# WORK TO BE COMPLETED
Extract the lines that hold the string "fill".

# DATA ENTRIES
● ● ●
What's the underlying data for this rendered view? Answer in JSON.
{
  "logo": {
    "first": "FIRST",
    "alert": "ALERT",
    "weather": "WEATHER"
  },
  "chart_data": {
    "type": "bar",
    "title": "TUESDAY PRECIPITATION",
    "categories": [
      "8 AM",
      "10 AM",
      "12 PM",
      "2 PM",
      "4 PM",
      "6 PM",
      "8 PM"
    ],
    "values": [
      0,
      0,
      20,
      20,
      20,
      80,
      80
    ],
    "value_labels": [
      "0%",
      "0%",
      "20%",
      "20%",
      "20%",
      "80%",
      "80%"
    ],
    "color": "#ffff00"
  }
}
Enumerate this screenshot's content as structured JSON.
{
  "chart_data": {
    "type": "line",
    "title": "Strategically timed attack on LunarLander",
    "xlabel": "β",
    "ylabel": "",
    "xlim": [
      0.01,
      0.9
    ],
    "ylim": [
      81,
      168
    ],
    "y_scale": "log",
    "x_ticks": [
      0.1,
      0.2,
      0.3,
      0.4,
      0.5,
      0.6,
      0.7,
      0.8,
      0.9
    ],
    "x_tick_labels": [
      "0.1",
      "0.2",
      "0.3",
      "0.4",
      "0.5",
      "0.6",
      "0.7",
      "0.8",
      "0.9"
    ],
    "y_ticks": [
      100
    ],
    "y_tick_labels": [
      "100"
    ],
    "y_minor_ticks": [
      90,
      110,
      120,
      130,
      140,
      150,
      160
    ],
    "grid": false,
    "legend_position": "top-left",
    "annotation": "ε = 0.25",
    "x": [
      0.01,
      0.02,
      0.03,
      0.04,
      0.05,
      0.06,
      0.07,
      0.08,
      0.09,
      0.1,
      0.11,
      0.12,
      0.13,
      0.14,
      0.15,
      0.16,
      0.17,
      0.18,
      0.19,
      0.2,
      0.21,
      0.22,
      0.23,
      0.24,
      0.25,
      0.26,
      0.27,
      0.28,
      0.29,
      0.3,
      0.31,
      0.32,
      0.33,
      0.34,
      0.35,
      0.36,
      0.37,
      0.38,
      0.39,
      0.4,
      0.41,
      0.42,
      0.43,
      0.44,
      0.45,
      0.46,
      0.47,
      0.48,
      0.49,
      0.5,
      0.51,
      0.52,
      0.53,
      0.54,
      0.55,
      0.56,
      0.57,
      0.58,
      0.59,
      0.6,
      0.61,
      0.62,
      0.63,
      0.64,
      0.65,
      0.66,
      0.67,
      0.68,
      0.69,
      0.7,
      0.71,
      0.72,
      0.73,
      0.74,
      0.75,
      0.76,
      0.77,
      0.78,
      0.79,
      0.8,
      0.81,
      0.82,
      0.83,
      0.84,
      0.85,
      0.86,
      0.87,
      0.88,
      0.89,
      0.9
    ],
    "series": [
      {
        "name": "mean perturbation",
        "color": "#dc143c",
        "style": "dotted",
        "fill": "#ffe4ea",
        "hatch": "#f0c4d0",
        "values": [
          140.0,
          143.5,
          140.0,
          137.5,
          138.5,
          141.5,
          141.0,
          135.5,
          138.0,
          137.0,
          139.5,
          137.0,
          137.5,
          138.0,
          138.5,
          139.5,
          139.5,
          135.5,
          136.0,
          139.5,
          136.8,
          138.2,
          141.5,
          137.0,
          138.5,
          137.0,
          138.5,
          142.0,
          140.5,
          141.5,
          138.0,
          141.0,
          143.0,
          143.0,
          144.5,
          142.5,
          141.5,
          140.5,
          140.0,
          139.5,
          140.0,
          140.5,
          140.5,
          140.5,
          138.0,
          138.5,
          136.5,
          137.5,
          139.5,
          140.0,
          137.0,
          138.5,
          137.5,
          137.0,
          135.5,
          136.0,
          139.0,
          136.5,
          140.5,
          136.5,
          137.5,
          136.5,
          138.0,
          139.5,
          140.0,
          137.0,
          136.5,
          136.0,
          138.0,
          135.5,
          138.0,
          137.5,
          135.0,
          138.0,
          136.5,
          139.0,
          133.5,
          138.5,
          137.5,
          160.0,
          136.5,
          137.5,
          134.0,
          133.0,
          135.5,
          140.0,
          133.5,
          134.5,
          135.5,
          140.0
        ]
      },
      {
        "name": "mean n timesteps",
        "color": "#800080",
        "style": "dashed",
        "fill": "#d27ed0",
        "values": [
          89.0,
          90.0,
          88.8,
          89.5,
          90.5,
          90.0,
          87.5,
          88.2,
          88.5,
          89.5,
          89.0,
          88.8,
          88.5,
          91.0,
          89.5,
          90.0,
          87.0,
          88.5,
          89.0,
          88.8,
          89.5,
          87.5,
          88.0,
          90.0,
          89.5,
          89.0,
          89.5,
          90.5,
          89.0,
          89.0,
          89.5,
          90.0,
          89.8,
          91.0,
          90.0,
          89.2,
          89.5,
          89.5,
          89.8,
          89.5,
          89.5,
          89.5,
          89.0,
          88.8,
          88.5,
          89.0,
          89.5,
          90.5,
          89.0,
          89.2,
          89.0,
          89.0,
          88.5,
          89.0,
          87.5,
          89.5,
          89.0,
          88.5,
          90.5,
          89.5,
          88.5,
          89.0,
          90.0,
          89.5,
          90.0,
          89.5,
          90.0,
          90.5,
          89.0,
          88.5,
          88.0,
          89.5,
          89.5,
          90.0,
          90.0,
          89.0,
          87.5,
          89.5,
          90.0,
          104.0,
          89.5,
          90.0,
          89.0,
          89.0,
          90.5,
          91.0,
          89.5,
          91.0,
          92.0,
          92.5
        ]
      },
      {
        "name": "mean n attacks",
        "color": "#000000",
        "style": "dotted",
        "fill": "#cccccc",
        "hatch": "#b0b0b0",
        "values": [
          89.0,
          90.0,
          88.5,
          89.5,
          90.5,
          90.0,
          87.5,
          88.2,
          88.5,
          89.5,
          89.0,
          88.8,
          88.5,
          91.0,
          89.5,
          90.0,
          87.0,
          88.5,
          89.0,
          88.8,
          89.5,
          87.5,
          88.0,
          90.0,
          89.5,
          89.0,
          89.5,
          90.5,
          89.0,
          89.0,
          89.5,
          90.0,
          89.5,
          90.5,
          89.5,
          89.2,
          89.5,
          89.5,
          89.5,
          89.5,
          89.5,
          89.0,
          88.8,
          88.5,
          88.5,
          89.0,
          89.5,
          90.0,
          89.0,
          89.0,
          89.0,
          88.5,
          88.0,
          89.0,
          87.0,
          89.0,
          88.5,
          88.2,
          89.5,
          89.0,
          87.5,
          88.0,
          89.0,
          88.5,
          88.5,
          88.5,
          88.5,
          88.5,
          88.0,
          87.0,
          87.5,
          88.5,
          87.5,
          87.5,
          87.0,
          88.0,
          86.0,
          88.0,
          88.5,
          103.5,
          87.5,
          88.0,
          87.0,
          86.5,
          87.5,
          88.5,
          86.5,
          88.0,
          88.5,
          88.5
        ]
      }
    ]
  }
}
● ● ●
# ANSWER
        "fill": "#ffe4ea",
        "fill": "#d27ed0",
        "fill": "#cccccc",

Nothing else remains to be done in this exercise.